⟨

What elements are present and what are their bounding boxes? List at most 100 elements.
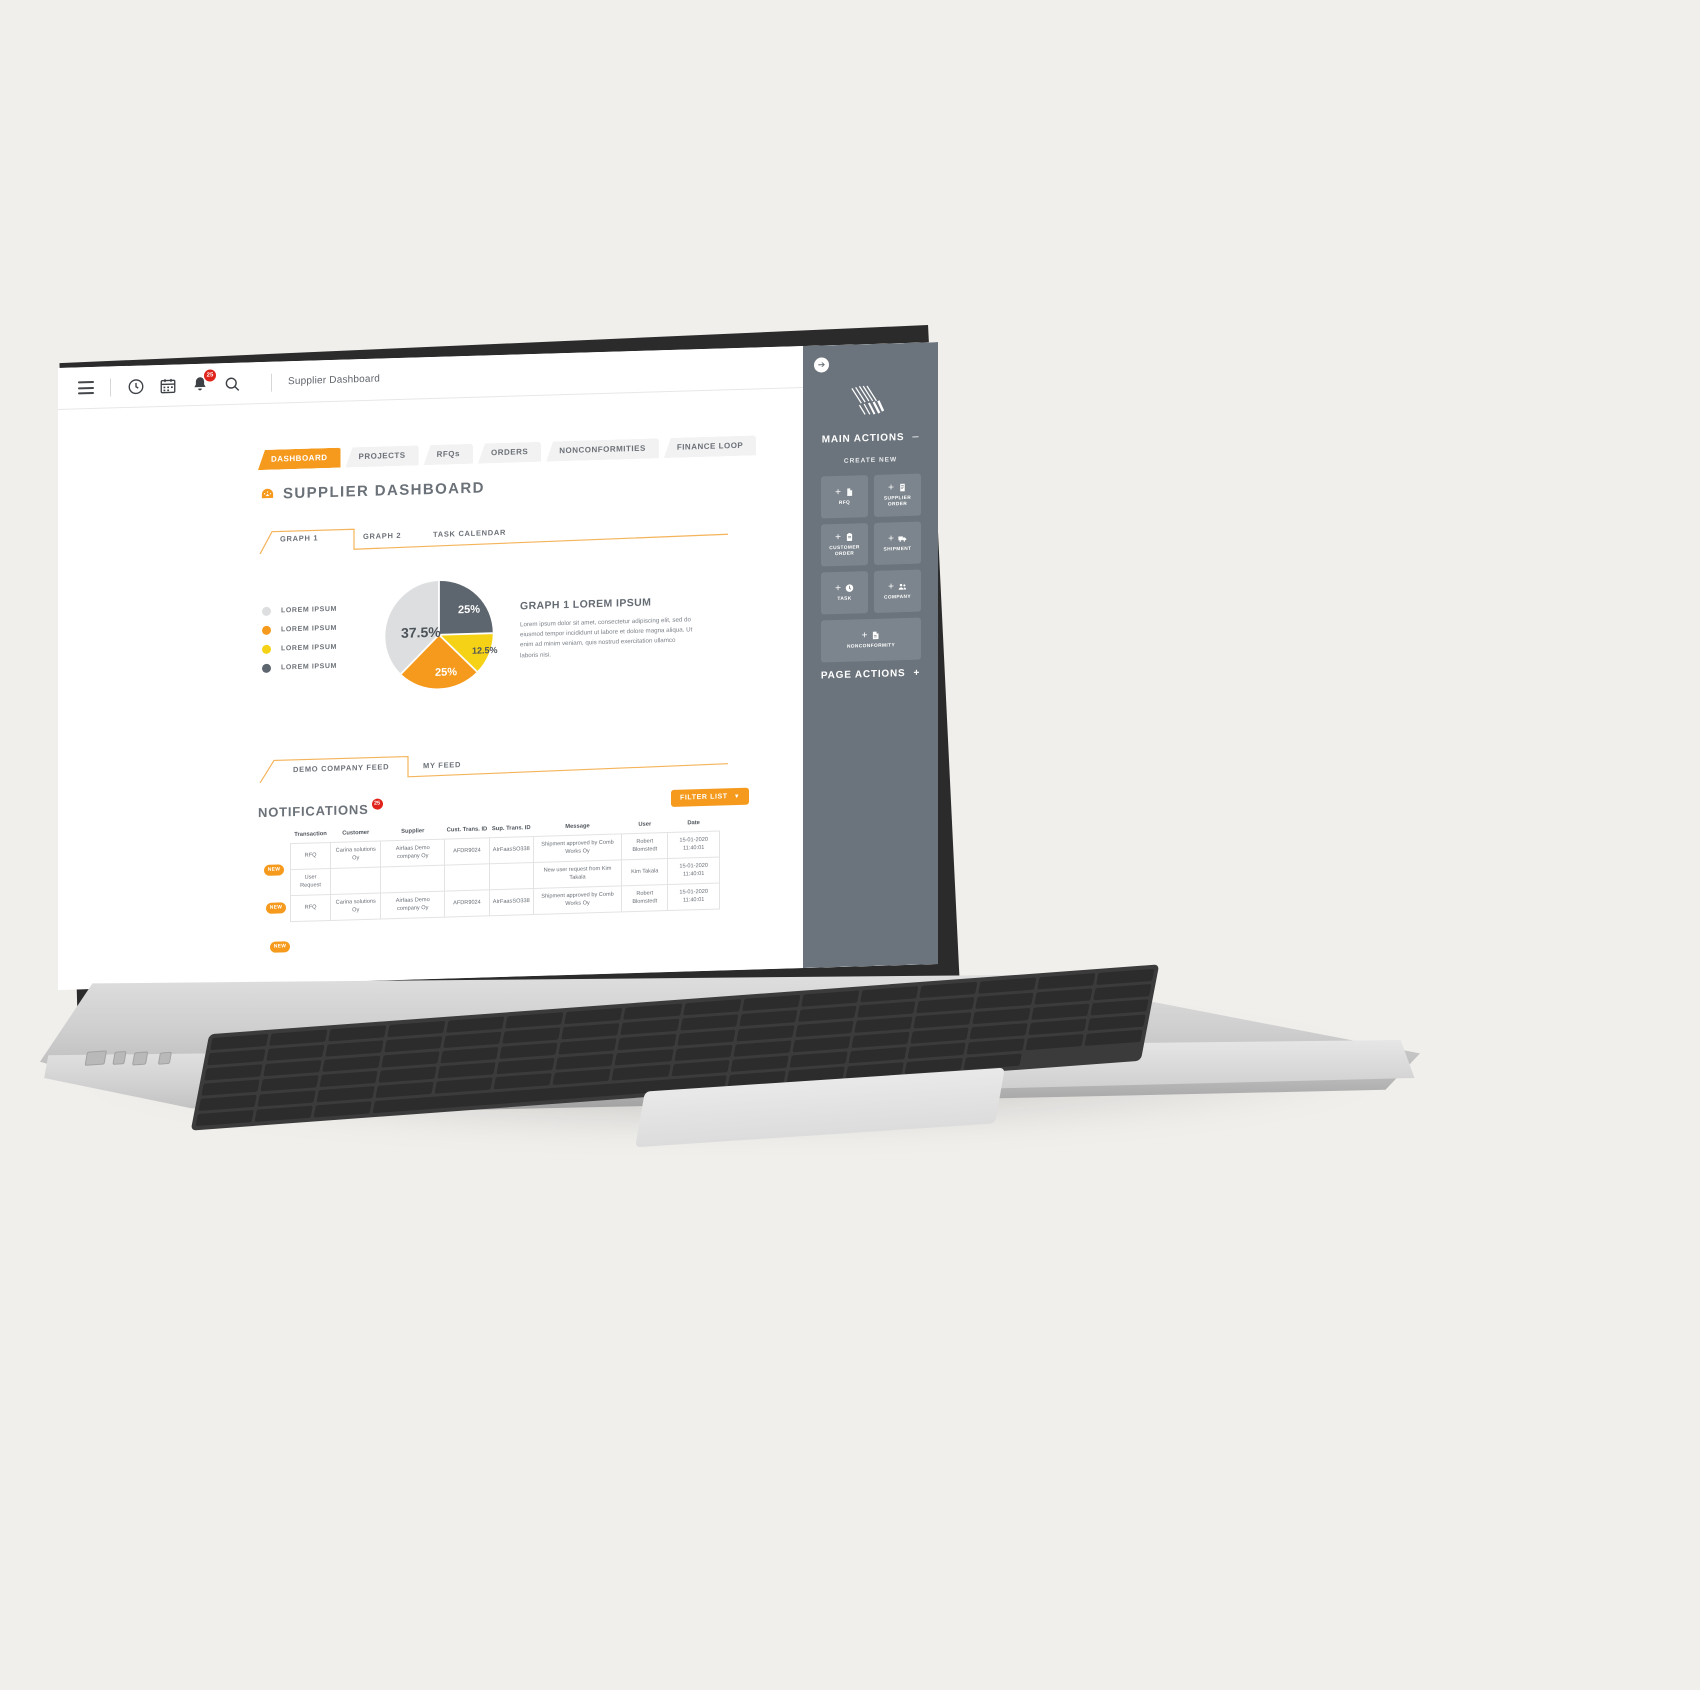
create-shipment-label: SHIPMENT [883,546,912,553]
cell-supplier [380,865,445,894]
main-actions-header[interactable]: MAIN ACTIONS – [803,430,938,446]
page-title: SUPPLIER DASHBOARD [260,479,485,503]
truck-icon [898,534,907,543]
legend-swatch [262,606,271,616]
col-sup-trans-id: Sup. Trans. ID [491,825,531,833]
new-badge: NEW [270,941,290,953]
gauge-icon [260,487,275,502]
cell-transaction: User Request [290,868,331,896]
laptop-ports [76,1035,205,1094]
feed-tab-bar: DEMO COMPANY FEED MY FEED [258,745,728,785]
pie-label-dark: 25% [458,603,481,617]
notifications-count-badge: 25 [371,798,383,810]
airfaas-logo [848,384,886,419]
cell-cust-trans-id [444,863,490,892]
cell-sup-trans-id: AIrFaasSO338 [489,836,534,864]
plus-icon: + [888,481,894,494]
cell-message: New user request from Kim Takala [533,859,622,889]
legend-item: LOREM IPSUM [262,624,337,635]
plus-icon: + [888,580,894,593]
feed-tab-my-feed[interactable]: MY FEED [423,760,461,770]
page-title-text: SUPPLIER DASHBOARD [283,479,485,503]
create-shipment-button[interactable]: + SHIPMENT [874,521,921,565]
chevron-down-icon: ▼ [733,793,741,800]
report-icon [871,631,880,640]
pie-label-orange: 25% [435,666,458,679]
page-actions-label: PAGE ACTIONS [820,667,906,682]
cell-customer [330,867,381,895]
notifications-header: NOTIFICATIONS 25 [258,798,383,821]
cell-sup-trans-id [489,862,534,890]
create-customer-order-button[interactable]: + CUSTOMER ORDER [821,523,868,567]
main-tab-bar: DASHBOARD PROJECTS RFQs ORDERS NONCONFOR… [258,435,761,470]
bell-badge: 25 [204,368,216,382]
plus-icon: + [888,532,894,545]
plus-icon: + [913,667,921,679]
right-sidebar: ➔ MAIN ACTIONS – CREATE NEW + RFQ + SUPP… [803,342,938,969]
clock-icon[interactable] [127,377,145,396]
create-customer-order-label: CUSTOMER ORDER [829,544,860,557]
minus-icon: – [912,430,920,443]
legend-label: LOREM IPSUM [281,662,337,672]
col-customer: Customer [342,829,370,837]
clipboard-icon [845,533,854,542]
cell-user: Robert Blomstedt [621,832,668,860]
create-supplier-order-label: SUPPLIER ORDER [883,495,912,508]
plus-icon: + [835,531,841,543]
create-rfq-button[interactable]: + RFQ [821,475,868,519]
create-task-button[interactable]: + TASK [821,571,868,615]
filter-list-button[interactable]: FILTER LIST ▼ [671,787,750,807]
hamburger-icon[interactable] [78,380,94,395]
cell-cust-trans-id: AFDR9024 [444,837,490,866]
graph-tab-1[interactable]: GRAPH 1 [280,533,318,543]
legend-label: LOREM IPSUM [281,624,337,634]
screenshot-stage: 25 Supplier Dashboard DASHBOARD PROJECTS… [0,0,1700,1690]
graph-description-body: Lorem ipsum dolor sit amet, consectetur … [520,616,693,660]
legend-item: LOREM IPSUM [262,662,337,673]
tab-finance-loop[interactable]: FINANCE LOOP [664,435,756,458]
cell-sup-trans-id: AIrFaasSO338 [489,888,534,917]
cell-date: 15-01-2020 11:40:01 [667,830,720,859]
legend-item: LOREM IPSUM [262,605,337,616]
tab-nonconformities[interactable]: NONCONFORMITIES [546,438,659,461]
new-badge: NEW [264,864,284,876]
legend-label: LOREM IPSUM [281,605,337,615]
cell-date: 15-01-2020 11:40:01 [667,883,720,911]
calendar-icon[interactable] [159,376,177,395]
breadcrumb: Supplier Dashboard [288,373,380,388]
create-task-label: TASK [837,596,852,602]
pie-label-light: 37.5% [401,623,441,641]
graph-tab-2[interactable]: GRAPH 2 [363,531,401,541]
cell-transaction: RFQ [290,894,331,922]
bell-icon[interactable]: 25 [191,368,216,394]
legend-swatch [262,663,271,673]
page-actions-header[interactable]: PAGE ACTIONS + [803,667,938,682]
create-nonconformity-button[interactable]: + NONCONFORMITY [821,617,921,663]
notifications-title: NOTIFICATIONS [258,801,369,821]
tab-dashboard[interactable]: DASHBOARD [258,448,341,470]
tab-orders[interactable]: ORDERS [478,442,541,464]
create-company-button[interactable]: + COMPANY [874,569,921,613]
cell-supplier: Airfaas Demo company Oy [380,891,445,920]
plus-icon: + [835,582,841,594]
create-new-buttons: + RFQ + SUPPLIER ORDER + CUSTOMER ORDER … [821,473,921,663]
cell-transaction: RFQ [290,842,331,870]
cell-user: Kim Takala [621,858,668,887]
tab-rfqs[interactable]: RFQs [424,444,473,465]
cell-user: Robert Blomstedt [621,884,668,913]
arrow-right-circle-icon[interactable]: ➔ [814,357,829,373]
create-new-label: CREATE NEW [843,456,898,465]
new-badge: NEW [266,902,286,914]
tab-projects[interactable]: PROJECTS [346,445,419,467]
laptop-screen: 25 Supplier Dashboard DASHBOARD PROJECTS… [58,342,938,990]
graph-description-heading: GRAPH 1 LOREM IPSUM [520,596,652,613]
pie-label-yellow: 12.5% [472,645,498,656]
create-company-label: COMPANY [884,594,911,601]
cell-cust-trans-id: AFDR9024 [444,889,490,918]
create-supplier-order-button[interactable]: + SUPPLIER ORDER [874,473,921,517]
search-icon[interactable] [223,374,241,393]
create-rfq-label: RFQ [838,500,851,506]
legend-swatch [262,625,271,635]
people-icon [898,582,907,591]
graph-description: GRAPH 1 LOREM IPSUM Lorem ipsum dolor si… [520,595,695,661]
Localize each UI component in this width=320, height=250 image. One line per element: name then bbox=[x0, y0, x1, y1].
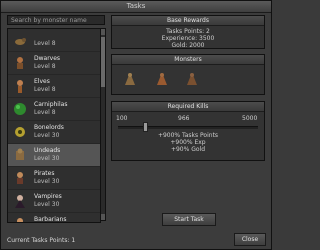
window-title: Tasks bbox=[1, 1, 271, 13]
monster-name: Carniphilas bbox=[34, 101, 68, 108]
scroll-down-icon[interactable] bbox=[101, 214, 105, 220]
current-task-points: Current Tasks Points: 1 bbox=[7, 237, 76, 244]
vampire-icon bbox=[15, 195, 25, 208]
undead-icon bbox=[157, 73, 167, 85]
search-input[interactable]: Search by monster name bbox=[7, 15, 105, 25]
required-kills-title: Required Kills bbox=[112, 102, 264, 112]
kills-slider-handle[interactable] bbox=[143, 122, 149, 132]
monster-level: Level 8 bbox=[34, 86, 56, 93]
list-scrollbar[interactable] bbox=[100, 28, 106, 221]
bonus-points: +900% Tasks Points bbox=[157, 132, 219, 139]
start-task-button[interactable]: Start Task bbox=[162, 213, 216, 226]
scroll-thumb[interactable] bbox=[101, 37, 105, 87]
monsters-title: Monsters bbox=[112, 55, 264, 65]
monsters-panel: Monsters bbox=[111, 54, 265, 95]
barbarian-icon bbox=[17, 218, 23, 222]
list-item[interactable]: Barbarians bbox=[8, 213, 100, 223]
monster-level: Level 30 bbox=[34, 178, 60, 185]
carniphila-icon bbox=[14, 103, 26, 115]
monster-name: Vampires bbox=[34, 193, 62, 200]
reward-task-points: Tasks Points: 2 bbox=[166, 28, 210, 35]
list-item[interactable]: Dwarves Level 8 bbox=[8, 52, 100, 75]
kills-current: 966 bbox=[178, 115, 190, 122]
list-item[interactable]: Undeads Level 30 bbox=[8, 144, 100, 167]
kills-min: 100 bbox=[116, 115, 128, 122]
monster-name: Elves bbox=[34, 78, 50, 85]
list-item[interactable]: Bonelords Level 30 bbox=[8, 121, 100, 144]
undead-icon bbox=[125, 73, 135, 85]
kills-slider[interactable] bbox=[118, 126, 258, 129]
tasks-window: Tasks Search by monster name Level 8 Dwa… bbox=[0, 0, 272, 250]
monster-level: Level 30 bbox=[34, 155, 60, 162]
elf-icon bbox=[17, 80, 23, 93]
dwarf-icon bbox=[17, 57, 23, 69]
list-item[interactable]: Level 8 bbox=[8, 29, 100, 52]
list-item[interactable]: Carniphilas Level 8 bbox=[8, 98, 100, 121]
bonus-exp: +900% Exp bbox=[170, 139, 206, 146]
monster-list: Level 8 Dwarves Level 8 Elves Level 8 Ca… bbox=[7, 28, 101, 223]
kills-max: 5000 bbox=[242, 115, 258, 122]
list-item[interactable]: Elves Level 8 bbox=[8, 75, 100, 98]
scroll-up-icon[interactable] bbox=[101, 29, 105, 35]
bonelord-icon bbox=[15, 127, 25, 137]
list-item[interactable]: Vampires Level 30 bbox=[8, 190, 100, 213]
undead-icon bbox=[187, 73, 197, 85]
monster-name: Undeads bbox=[34, 147, 61, 154]
undead-icon bbox=[16, 148, 24, 160]
close-button[interactable]: Close bbox=[234, 233, 266, 246]
monster-level: Level 30 bbox=[34, 132, 60, 139]
bonus-gold: +90% Gold bbox=[170, 146, 206, 153]
reward-gold: Gold: 2000 bbox=[171, 42, 205, 49]
rat-icon bbox=[15, 38, 26, 45]
monster-level: Level 30 bbox=[34, 201, 60, 208]
monster-level: Level 8 bbox=[34, 63, 56, 70]
monster-name: Bonelords bbox=[34, 124, 64, 131]
pirate-icon bbox=[17, 172, 23, 184]
monster-name: Dwarves bbox=[34, 55, 61, 62]
monster-name: Barbarians bbox=[34, 216, 67, 223]
list-item[interactable]: Pirates Level 30 bbox=[8, 167, 100, 190]
required-kills-panel: Required Kills 100 966 5000 +900% Tasks … bbox=[111, 101, 265, 161]
monster-name: Pirates bbox=[34, 170, 55, 177]
base-rewards-title: Base Rewards bbox=[112, 16, 264, 26]
base-rewards-panel: Base Rewards Tasks Points: 2 Experience:… bbox=[111, 15, 265, 49]
monster-level: Level 8 bbox=[34, 109, 56, 116]
monster-level: Level 8 bbox=[34, 40, 56, 47]
reward-experience: Experience: 3500 bbox=[161, 35, 215, 42]
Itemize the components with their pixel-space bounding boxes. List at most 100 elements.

⟩

▶ **Given problem**
Copy the lines from the one containing "window-title: Tasks bbox=[1, 1, 271, 13]" through the one containing "vampire-icon bbox=[15, 195, 25, 208]", including both of those lines.

▶ **Expected output**
window-title: Tasks bbox=[1, 1, 271, 13]
monster-name: Carniphilas bbox=[34, 101, 68, 108]
scroll-down-icon[interactable] bbox=[101, 214, 105, 220]
current-task-points: Current Tasks Points: 1 bbox=[7, 237, 76, 244]
vampire-icon bbox=[15, 195, 25, 208]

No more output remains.